◆ TEXT ◆

# Domain Separation Network (DSN) Pipeline
This notebook implements the DSN architecture for unsupervised domain adaptation in speech recognition.

In [5]:
import importlib.metadata
import editdistance, jiwer

print("jiwer version:", importlib.metadata.version("jiwer"))
print("editdistance version:", importlib.metadata.version("editdistance"))
print("editdistance available:", editdistance.eval("kitten", "sitting"))


jiwer version: 4.0.0
editdistance version: 0.8.1
editdistance available: 3


In [6]:
# ─────────────────────────────────────────────────────────────────────────────
# 1) Imports & device
# ─────────────────────────────────────────────────────────────────────────────
import os
import numpy as np
import torch
import torch.nn as nn
import torch.optim as optim
from torch.utils.data import Dataset, DataLoader
from torch.nn.utils.rnn import pad_sequence

device = torch.device("cpu")
print("Using device:", device)

Element and coordinate records:
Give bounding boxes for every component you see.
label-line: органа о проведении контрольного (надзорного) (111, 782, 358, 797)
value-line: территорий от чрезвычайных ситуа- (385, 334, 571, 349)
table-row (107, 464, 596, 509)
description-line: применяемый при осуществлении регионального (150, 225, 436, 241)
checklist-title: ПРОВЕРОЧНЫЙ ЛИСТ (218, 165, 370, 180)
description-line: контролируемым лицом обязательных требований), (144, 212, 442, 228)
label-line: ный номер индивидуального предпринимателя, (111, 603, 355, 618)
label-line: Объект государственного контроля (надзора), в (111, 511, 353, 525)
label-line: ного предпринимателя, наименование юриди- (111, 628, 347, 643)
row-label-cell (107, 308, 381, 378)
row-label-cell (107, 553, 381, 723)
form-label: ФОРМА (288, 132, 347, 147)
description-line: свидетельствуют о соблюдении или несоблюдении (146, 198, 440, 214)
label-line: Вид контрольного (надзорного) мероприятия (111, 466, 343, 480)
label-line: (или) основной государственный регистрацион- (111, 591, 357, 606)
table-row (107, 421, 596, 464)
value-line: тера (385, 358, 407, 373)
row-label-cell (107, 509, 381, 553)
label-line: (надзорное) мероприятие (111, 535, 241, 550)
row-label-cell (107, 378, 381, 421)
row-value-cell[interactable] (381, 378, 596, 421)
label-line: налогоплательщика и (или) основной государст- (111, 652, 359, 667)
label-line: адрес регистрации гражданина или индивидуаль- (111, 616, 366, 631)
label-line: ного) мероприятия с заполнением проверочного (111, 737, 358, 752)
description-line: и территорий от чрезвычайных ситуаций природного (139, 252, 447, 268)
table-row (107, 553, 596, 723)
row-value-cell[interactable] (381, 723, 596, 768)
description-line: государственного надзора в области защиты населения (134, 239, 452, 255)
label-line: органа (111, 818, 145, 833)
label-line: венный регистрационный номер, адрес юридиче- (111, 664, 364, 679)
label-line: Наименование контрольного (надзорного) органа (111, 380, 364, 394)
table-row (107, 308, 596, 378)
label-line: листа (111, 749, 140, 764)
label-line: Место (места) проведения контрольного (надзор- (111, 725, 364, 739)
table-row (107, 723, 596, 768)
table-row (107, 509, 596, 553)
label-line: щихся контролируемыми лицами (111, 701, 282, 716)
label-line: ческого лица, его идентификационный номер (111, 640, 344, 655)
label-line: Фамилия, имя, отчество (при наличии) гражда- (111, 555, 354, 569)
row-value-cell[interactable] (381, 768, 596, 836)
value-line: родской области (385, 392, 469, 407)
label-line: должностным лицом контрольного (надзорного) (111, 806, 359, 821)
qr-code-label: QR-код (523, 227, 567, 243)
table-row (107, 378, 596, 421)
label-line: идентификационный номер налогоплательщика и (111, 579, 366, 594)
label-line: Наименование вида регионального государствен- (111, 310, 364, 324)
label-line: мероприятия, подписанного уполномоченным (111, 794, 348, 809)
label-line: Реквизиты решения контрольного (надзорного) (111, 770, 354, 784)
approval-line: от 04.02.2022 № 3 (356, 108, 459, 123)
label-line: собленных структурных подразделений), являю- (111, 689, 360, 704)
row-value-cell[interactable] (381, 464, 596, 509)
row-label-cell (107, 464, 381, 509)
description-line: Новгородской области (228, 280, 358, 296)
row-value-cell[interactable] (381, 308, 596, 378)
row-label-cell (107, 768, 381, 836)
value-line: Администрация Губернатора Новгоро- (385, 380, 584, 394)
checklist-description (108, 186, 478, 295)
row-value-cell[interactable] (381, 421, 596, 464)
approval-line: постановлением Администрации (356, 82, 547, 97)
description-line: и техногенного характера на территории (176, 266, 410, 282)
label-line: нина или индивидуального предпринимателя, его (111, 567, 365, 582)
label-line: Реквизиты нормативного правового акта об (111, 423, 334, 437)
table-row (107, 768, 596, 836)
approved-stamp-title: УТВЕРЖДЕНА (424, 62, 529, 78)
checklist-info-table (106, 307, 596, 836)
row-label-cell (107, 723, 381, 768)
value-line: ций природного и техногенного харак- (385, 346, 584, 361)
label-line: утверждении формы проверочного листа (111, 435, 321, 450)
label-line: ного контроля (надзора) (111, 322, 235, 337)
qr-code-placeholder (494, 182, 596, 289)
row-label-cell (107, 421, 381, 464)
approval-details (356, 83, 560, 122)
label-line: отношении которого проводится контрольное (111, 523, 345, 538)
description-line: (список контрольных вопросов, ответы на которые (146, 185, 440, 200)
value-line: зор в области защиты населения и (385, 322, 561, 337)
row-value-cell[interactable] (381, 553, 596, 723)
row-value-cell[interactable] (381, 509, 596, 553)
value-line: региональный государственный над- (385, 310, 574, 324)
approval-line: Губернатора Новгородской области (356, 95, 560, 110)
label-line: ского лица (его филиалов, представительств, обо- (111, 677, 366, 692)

◆ WHAT IS ASKED ◆
a. In the records, take the lines from the first one up to and including the line with "checklist-title: ПРОВЕРОЧНЫЙ ЛИСТ", rename "description-line" to "desc-line", and reproduce those lines with nothing else altered.
b. Write what comes next in the DSN pipeline notebook, starting after its last line.
The DSN pipeline notebook and the records are unrelated material.

◆ THE REPLIES ◆
a.
Give bounding boxes for every component you see.
label-line: органа о проведении контрольного (надзорного) (111, 782, 358, 797)
value-line: территорий от чрезвычайных ситуа- (385, 334, 571, 349)
table-row (107, 464, 596, 509)
desc-line: применяемый при осуществлении регионального (150, 225, 436, 241)
checklist-title: ПРОВЕРОЧНЫЙ ЛИСТ (218, 165, 370, 180)

b.
Using device: cpu


In [7]:
# ─────────────────────────────────────────────────────────────────────────────
# 2) Collate fn for variable-length utterances (pad to max-T per batch)
# ─────────────────────────────────────────────────────────────────────────────
def collate_fn(batch):
    """
    Handles variable-length feature sequences (and optional labels).

    batch:
      - source: list of (features[T,F], labels[T]) tuples
      - target: list of features[T,F]

    Returns:
      source -> (padded_feats[B,T,F], padded_labels[B,T], lengths[B])
      target -> (padded_feats[B,T,F], lengths[B])
    """
    if isinstance(batch[0], tuple):  # source (features, labels)
        feats, labels = zip(*batch)  # each feats: [T,F], labels: [T]
        lengths = torch.tensor([f.size(0) for f in feats], dtype=torch.long)
        padded_feats = pad_sequence(feats, batch_first=True)               # [B,T,F]
        padded_labels = pad_sequence(labels, batch_first=True, padding_value=-100)  # [B,T]
        return padded_feats, padded_labels, lengths
    else:  # target (features only)
        feats = batch
        lengths = torch.tensor([f.size(0) for f in feats], dtype=torch.long)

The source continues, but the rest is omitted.